* **Written request**
Update the material by replacing every "Time since rest ended" with "Time since rest finished", leaving everything else unchanged.

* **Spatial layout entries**
* Begin *

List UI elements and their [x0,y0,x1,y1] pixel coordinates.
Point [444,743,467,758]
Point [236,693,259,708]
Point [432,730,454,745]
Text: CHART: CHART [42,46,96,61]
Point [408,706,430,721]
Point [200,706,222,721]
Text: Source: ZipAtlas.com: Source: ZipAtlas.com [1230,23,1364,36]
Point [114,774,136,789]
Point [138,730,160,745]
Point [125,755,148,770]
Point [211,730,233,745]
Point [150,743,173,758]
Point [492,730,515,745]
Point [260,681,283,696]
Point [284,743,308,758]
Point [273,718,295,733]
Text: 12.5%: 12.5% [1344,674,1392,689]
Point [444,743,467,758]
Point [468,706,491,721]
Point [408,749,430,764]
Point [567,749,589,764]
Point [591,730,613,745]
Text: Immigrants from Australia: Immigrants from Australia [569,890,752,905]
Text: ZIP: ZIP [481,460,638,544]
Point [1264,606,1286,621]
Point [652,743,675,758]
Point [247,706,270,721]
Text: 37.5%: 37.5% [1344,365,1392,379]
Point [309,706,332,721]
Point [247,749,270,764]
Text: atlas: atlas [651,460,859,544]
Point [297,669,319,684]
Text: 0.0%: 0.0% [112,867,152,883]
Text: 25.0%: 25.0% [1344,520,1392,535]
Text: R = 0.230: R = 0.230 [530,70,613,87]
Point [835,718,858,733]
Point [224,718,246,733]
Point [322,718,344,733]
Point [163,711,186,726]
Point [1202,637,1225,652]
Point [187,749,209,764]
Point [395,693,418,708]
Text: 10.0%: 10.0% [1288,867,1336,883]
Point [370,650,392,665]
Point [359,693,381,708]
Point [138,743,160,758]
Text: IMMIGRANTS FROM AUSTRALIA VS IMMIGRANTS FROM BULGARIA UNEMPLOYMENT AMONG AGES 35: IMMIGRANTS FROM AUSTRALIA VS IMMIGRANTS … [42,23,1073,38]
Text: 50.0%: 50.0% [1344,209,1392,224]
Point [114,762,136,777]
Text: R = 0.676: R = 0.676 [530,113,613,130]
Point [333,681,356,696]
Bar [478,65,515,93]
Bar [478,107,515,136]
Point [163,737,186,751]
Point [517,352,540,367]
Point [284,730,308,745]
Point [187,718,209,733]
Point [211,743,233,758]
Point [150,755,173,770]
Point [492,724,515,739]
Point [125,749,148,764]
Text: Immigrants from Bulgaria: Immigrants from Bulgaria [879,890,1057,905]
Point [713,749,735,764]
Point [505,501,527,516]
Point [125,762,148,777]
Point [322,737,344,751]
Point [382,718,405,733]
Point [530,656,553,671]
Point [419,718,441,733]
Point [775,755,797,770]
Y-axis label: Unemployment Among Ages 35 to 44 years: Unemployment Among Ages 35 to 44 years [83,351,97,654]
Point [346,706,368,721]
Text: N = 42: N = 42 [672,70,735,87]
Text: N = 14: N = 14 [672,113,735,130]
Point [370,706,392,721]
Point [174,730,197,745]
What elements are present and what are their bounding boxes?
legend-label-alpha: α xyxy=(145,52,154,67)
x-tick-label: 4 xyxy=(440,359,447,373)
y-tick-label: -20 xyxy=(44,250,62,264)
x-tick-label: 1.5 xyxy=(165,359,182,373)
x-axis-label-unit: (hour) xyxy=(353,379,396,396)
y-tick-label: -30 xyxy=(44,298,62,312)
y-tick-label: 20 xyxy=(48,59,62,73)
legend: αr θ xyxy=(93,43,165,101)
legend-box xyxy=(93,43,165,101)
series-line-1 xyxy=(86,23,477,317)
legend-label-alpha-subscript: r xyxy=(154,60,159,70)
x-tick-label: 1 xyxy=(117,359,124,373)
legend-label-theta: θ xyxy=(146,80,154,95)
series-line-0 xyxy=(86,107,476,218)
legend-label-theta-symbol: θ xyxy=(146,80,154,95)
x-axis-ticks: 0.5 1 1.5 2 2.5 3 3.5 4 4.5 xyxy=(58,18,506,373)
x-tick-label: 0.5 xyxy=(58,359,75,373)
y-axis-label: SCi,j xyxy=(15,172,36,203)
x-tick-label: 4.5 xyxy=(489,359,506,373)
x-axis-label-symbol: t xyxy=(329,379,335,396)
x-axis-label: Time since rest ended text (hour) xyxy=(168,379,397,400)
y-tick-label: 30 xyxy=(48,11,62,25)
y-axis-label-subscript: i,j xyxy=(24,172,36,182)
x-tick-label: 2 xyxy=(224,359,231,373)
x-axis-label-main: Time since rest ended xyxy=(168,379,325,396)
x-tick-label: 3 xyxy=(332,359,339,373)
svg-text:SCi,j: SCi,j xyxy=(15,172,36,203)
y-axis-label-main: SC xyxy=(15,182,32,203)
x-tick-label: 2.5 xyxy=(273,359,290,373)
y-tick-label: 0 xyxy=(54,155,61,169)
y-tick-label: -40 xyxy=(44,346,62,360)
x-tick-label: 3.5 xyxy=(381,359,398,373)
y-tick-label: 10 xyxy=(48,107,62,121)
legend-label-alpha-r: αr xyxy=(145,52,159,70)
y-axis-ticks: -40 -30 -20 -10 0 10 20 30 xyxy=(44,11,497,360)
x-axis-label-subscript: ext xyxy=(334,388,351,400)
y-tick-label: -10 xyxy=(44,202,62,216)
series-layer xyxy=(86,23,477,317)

* End *

* **Solution for this exercise**
List UI elements and their [x0,y0,x1,y1] pixel coordinates.
Point [444,743,467,758]
Point [236,693,259,708]
Point [432,730,454,745]
Text: CHART: CHART [42,46,96,61]
Point [408,706,430,721]
Point [200,706,222,721]
Text: Source: ZipAtlas.com: Source: ZipAtlas.com [1230,23,1364,36]
Point [114,774,136,789]
Point [138,730,160,745]
Point [125,755,148,770]
Point [211,730,233,745]
Point [150,743,173,758]
Point [492,730,515,745]
Point [260,681,283,696]
Point [284,743,308,758]
Point [273,718,295,733]
Text: 12.5%: 12.5% [1344,674,1392,689]
Point [444,743,467,758]
Point [468,706,491,721]
Point [408,749,430,764]
Point [567,749,589,764]
Point [591,730,613,745]
Text: Immigrants from Australia: Immigrants from Australia [569,890,752,905]
Text: ZIP: ZIP [481,460,638,544]
Point [1264,606,1286,621]
Point [652,743,675,758]
Point [247,706,270,721]
Text: 37.5%: 37.5% [1344,365,1392,379]
Point [309,706,332,721]
Point [247,749,270,764]
Text: atlas: atlas [651,460,859,544]
Point [297,669,319,684]
Text: 0.0%: 0.0% [112,867,152,883]
Text: 25.0%: 25.0% [1344,520,1392,535]
Text: R = 0.230: R = 0.230 [530,70,613,87]
Point [835,718,858,733]
Point [224,718,246,733]
Point [322,718,344,733]
Point [163,711,186,726]
Point [1202,637,1225,652]
Point [187,749,209,764]
Point [395,693,418,708]
Text: 10.0%: 10.0% [1288,867,1336,883]
Point [370,650,392,665]
Point [359,693,381,708]
Point [138,743,160,758]
Text: IMMIGRANTS FROM AUSTRALIA VS IMMIGRANTS FROM BULGARIA UNEMPLOYMENT AMONG AGES 35: IMMIGRANTS FROM AUSTRALIA VS IMMIGRANTS … [42,23,1073,38]
Text: 50.0%: 50.0% [1344,209,1392,224]
Point [114,762,136,777]
Text: R = 0.676: R = 0.676 [530,113,613,130]
Point [333,681,356,696]
Bar [478,65,515,93]
Bar [478,107,515,136]
Point [163,737,186,751]
Point [517,352,540,367]
Point [284,730,308,745]
Point [187,718,209,733]
Point [211,743,233,758]
Point [150,755,173,770]
Point [492,724,515,739]
Point [125,749,148,764]
Text: Immigrants from Bulgaria: Immigrants from Bulgaria [879,890,1057,905]
Point [713,749,735,764]
Point [505,501,527,516]
Point [125,762,148,777]
Point [322,737,344,751]
Point [382,718,405,733]
Point [530,656,553,671]
Point [419,718,441,733]
Point [775,755,797,770]
Y-axis label: Unemployment Among Ages 35 to 44 years: Unemployment Among Ages 35 to 44 years [83,351,97,654]
Point [346,706,368,721]
Text: N = 42: N = 42 [672,70,735,87]
Text: N = 14: N = 14 [672,113,735,130]
Point [370,706,392,721]
Point [174,730,197,745]
What elements are present and what are their bounding boxes?
legend-label-alpha: α xyxy=(145,52,154,67)
x-tick-label: 4 xyxy=(440,359,447,373)
y-tick-label: -20 xyxy=(44,250,62,264)
x-tick-label: 1.5 xyxy=(165,359,182,373)
x-axis-label-unit: (hour) xyxy=(353,379,396,396)
y-tick-label: -30 xyxy=(44,298,62,312)
y-tick-label: 20 xyxy=(48,59,62,73)
legend: αr θ xyxy=(93,43,165,101)
legend-box xyxy=(93,43,165,101)
series-line-1 xyxy=(86,23,477,317)
legend-label-alpha-subscript: r xyxy=(154,60,159,70)
x-tick-label: 1 xyxy=(117,359,124,373)
legend-label-theta: θ xyxy=(146,80,154,95)
series-line-0 xyxy=(86,107,476,218)
legend-label-theta-symbol: θ xyxy=(146,80,154,95)
x-axis-ticks: 0.5 1 1.5 2 2.5 3 3.5 4 4.5 xyxy=(58,18,506,373)
x-tick-label: 0.5 xyxy=(58,359,75,373)
y-axis-label: SCi,j xyxy=(15,172,36,203)
x-tick-label: 4.5 xyxy=(489,359,506,373)
x-axis-label-symbol: t xyxy=(329,379,335,396)
x-axis-label: Time since rest finished text (hour) xyxy=(168,379,397,400)
y-tick-label: 30 xyxy=(48,11,62,25)
y-axis-label-subscript: i,j xyxy=(24,172,36,182)
x-tick-label: 2 xyxy=(224,359,231,373)
x-axis-label-main: Time since rest finished xyxy=(168,379,325,396)
x-tick-label: 3 xyxy=(332,359,339,373)
svg-text:SCi,j: SCi,j xyxy=(15,172,36,203)
y-axis-label-main: SC xyxy=(15,182,32,203)
x-tick-label: 2.5 xyxy=(273,359,290,373)
y-tick-label: 0 xyxy=(54,155,61,169)
y-tick-label: -40 xyxy=(44,346,62,360)
x-tick-label: 3.5 xyxy=(381,359,398,373)
y-tick-label: 10 xyxy=(48,107,62,121)
legend-label-alpha-r: αr xyxy=(145,52,159,70)
y-axis-ticks: -40 -30 -20 -10 0 10 20 30 xyxy=(44,11,497,360)
x-axis-label-subscript: ext xyxy=(334,388,351,400)
y-tick-label: -10 xyxy=(44,202,62,216)
series-layer xyxy=(86,23,477,317)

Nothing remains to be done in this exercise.